* THE REQUEST
Without omitting anything, return the records precisely as given.

--- START OF INFORMATION SUPPLIED ---

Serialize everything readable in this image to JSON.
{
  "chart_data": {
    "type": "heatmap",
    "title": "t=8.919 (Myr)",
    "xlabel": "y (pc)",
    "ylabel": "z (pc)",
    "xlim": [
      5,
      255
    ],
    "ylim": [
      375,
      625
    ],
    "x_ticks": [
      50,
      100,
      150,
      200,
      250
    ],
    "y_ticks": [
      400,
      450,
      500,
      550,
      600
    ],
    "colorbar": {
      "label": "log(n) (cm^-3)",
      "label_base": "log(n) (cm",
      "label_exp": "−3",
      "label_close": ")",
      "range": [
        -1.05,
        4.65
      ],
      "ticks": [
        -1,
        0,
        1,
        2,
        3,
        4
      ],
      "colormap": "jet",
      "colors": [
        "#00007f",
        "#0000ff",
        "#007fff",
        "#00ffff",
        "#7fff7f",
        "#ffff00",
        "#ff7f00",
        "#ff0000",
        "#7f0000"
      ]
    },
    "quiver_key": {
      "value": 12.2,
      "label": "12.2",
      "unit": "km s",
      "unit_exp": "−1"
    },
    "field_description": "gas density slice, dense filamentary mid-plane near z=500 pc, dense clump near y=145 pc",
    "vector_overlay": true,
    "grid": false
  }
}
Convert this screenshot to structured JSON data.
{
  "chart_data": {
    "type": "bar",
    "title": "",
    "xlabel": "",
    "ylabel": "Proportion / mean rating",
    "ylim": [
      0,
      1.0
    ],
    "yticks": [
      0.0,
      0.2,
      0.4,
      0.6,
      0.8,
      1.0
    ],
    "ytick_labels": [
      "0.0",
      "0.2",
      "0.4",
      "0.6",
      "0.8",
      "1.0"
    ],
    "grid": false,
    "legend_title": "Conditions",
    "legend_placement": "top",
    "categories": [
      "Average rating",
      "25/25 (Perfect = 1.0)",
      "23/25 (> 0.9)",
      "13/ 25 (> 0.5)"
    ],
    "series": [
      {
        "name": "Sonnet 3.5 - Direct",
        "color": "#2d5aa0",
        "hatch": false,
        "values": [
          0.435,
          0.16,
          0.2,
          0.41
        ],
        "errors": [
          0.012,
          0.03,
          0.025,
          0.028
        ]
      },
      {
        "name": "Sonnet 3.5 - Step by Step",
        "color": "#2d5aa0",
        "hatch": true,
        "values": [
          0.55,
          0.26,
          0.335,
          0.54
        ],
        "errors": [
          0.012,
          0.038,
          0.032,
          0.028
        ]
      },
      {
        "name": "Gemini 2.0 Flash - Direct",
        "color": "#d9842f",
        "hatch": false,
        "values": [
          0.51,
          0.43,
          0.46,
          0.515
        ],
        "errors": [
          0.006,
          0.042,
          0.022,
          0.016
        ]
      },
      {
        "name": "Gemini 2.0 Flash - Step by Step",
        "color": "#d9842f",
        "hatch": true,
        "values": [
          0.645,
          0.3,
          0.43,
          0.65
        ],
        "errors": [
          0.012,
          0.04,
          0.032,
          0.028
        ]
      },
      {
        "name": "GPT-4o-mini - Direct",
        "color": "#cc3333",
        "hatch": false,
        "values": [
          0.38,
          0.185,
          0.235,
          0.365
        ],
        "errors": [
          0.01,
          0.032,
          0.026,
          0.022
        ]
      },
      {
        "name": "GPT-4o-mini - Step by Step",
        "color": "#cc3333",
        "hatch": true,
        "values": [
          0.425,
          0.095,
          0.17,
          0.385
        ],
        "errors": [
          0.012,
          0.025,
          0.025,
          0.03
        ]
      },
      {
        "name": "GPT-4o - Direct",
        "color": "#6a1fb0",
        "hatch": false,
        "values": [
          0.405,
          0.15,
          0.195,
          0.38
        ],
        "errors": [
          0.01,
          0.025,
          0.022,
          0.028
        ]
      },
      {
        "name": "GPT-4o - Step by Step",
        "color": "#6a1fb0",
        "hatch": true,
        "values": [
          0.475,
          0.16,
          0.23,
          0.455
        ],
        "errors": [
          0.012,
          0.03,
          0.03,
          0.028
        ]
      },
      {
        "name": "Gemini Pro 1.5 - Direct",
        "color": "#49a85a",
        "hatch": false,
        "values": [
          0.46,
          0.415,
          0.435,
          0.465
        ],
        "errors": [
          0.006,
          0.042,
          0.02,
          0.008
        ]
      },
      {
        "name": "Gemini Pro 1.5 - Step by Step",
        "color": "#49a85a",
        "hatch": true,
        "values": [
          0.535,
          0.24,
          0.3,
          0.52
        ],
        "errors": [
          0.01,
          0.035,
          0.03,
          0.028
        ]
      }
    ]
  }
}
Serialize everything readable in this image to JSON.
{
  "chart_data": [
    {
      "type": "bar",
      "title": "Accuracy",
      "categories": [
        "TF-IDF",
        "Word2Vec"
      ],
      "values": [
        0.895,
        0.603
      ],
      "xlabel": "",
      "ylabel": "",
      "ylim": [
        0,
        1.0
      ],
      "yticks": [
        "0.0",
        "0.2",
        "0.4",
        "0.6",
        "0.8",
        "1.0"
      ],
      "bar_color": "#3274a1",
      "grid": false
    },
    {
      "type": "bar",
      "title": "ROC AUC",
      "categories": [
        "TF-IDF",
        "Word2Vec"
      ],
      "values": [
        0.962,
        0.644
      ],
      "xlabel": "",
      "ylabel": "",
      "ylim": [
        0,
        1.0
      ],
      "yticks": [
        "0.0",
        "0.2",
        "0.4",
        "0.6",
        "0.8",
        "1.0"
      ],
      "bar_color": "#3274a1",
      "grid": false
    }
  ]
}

--- END OF INFORMATION SUPPLIED ---

* OUTPUT BELOW
Serialize everything readable in this image to JSON.
{
  "chart_data": {
    "type": "heatmap",
    "title": "t=8.919 (Myr)",
    "xlabel": "y (pc)",
    "ylabel": "z (pc)",
    "xlim": [
      5,
      255
    ],
    "ylim": [
      375,
      625
    ],
    "x_ticks": [
      50,
      100,
      150,
      200,
      250
    ],
    "y_ticks": [
      400,
      450,
      500,
      550,
      600
    ],
    "colorbar": {
      "label": "log(n) (cm^-3)",
      "label_base": "log(n) (cm",
      "label_exp": "−3",
      "label_close": ")",
      "range": [
        -1.05,
        4.65
      ],
      "ticks": [
        -1,
        0,
        1,
        2,
        3,
        4
      ],
      "colormap": "jet",
      "colors": [
        "#00007f",
        "#0000ff",
        "#007fff",
        "#00ffff",
        "#7fff7f",
        "#ffff00",
        "#ff7f00",
        "#ff0000",
        "#7f0000"
      ]
    },
    "quiver_key": {
      "value": 12.2,
      "label": "12.2",
      "unit": "km s",
      "unit_exp": "−1"
    },
    "field_description": "gas density slice, dense filamentary mid-plane near z=500 pc, dense clump near y=145 pc",
    "vector_overlay": true,
    "grid": false
  }
}
Convert this screenshot to structured JSON data.
{
  "chart_data": {
    "type": "bar",
    "title": "",
    "xlabel": "",
    "ylabel": "Proportion / mean rating",
    "ylim": [
      0,
      1.0
    ],
    "yticks": [
      0.0,
      0.2,
      0.4,
      0.6,
      0.8,
      1.0
    ],
    "ytick_labels": [
      "0.0",
      "0.2",
      "0.4",
      "0.6",
      "0.8",
      "1.0"
    ],
    "grid": false,
    "legend_title": "Conditions",
    "legend_placement": "top",
    "categories": [
      "Average rating",
      "25/25 (Perfect = 1.0)",
      "23/25 (> 0.9)",
      "13/ 25 (> 0.5)"
    ],
    "series": [
      {
        "name": "Sonnet 3.5 - Direct",
        "color": "#2d5aa0",
        "hatch": false,
        "values": [
          0.435,
          0.16,
          0.2,
          0.41
        ],
        "errors": [
          0.012,
          0.03,
          0.025,
          0.028
        ]
      },
      {
        "name": "Sonnet 3.5 - Step by Step",
        "color": "#2d5aa0",
        "hatch": true,
        "values": [
          0.55,
          0.26,
          0.335,
          0.54
        ],
        "errors": [
          0.012,
          0.038,
          0.032,
          0.028
        ]
      },
      {
        "name": "Gemini 2.0 Flash - Direct",
        "color": "#d9842f",
        "hatch": false,
        "values": [
          0.51,
          0.43,
          0.46,
          0.515
        ],
        "errors": [
          0.006,
          0.042,
          0.022,
          0.016
        ]
      },
      {
        "name": "Gemini 2.0 Flash - Step by Step",
        "color": "#d9842f",
        "hatch": true,
        "values": [
          0.645,
          0.3,
          0.43,
          0.65
        ],
        "errors": [
          0.012,
          0.04,
          0.032,
          0.028
        ]
      },
      {
        "name": "GPT-4o-mini - Direct",
        "color": "#cc3333",
        "hatch": false,
        "values": [
          0.38,
          0.185,
          0.235,
          0.365
        ],
        "errors": [
          0.01,
          0.032,
          0.026,
          0.022
        ]
      },
      {
        "name": "GPT-4o-mini - Step by Step",
        "color": "#cc3333",
        "hatch": true,
        "values": [
          0.425,
          0.095,
          0.17,
          0.385
        ],
        "errors": [
          0.012,
          0.025,
          0.025,
          0.03
        ]
      },
      {
        "name": "GPT-4o - Direct",
        "color": "#6a1fb0",
        "hatch": false,
        "values": [
          0.405,
          0.15,
          0.195,
          0.38
        ],
        "errors": [
          0.01,
          0.025,
          0.022,
          0.028
        ]
      },
      {
        "name": "GPT-4o - Step by Step",
        "color": "#6a1fb0",
        "hatch": true,
        "values": [
          0.475,
          0.16,
          0.23,
          0.455
        ],
        "errors": [
          0.012,
          0.03,
          0.03,
          0.028
        ]
      },
      {
        "name": "Gemini Pro 1.5 - Direct",
        "color": "#49a85a",
        "hatch": false,
        "values": [
          0.46,
          0.415,
          0.435,
          0.465
        ],
        "errors": [
          0.006,
          0.042,
          0.02,
          0.008
        ]
      },
      {
        "name": "Gemini Pro 1.5 - Step by Step",
        "color": "#49a85a",
        "hatch": true,
        "values": [
          0.535,
          0.24,
          0.3,
          0.52
        ],
        "errors": [
          0.01,
          0.035,
          0.03,
          0.028
        ]
      }
    ]
  }
}
Serialize everything readable in this image to JSON.
{
  "chart_data": [
    {
      "type": "bar",
      "title": "Accuracy",
      "categories": [
        "TF-IDF",
        "Word2Vec"
      ],
      "values": [
        0.895,
        0.603
      ],
      "xlabel": "",
      "ylabel": "",
      "ylim": [
        0,
        1.0
      ],
      "yticks": [
        "0.0",
        "0.2",
        "0.4",
        "0.6",
        "0.8",
        "1.0"
      ],
      "bar_color": "#3274a1",
      "grid": false
    },
    {
      "type": "bar",
      "title": "ROC AUC",
      "categories": [
        "TF-IDF",
        "Word2Vec"
      ],
      "values": [
        0.962,
        0.644
      ],
      "xlabel": "",
      "ylabel": "",
      "ylim": [
        0,
        1.0
      ],
      "yticks": [
        "0.0",
        "0.2",
        "0.4",
        "0.6",
        "0.8",
        "1.0"
      ],
      "bar_color": "#3274a1",
      "grid": false
    }
  ]
}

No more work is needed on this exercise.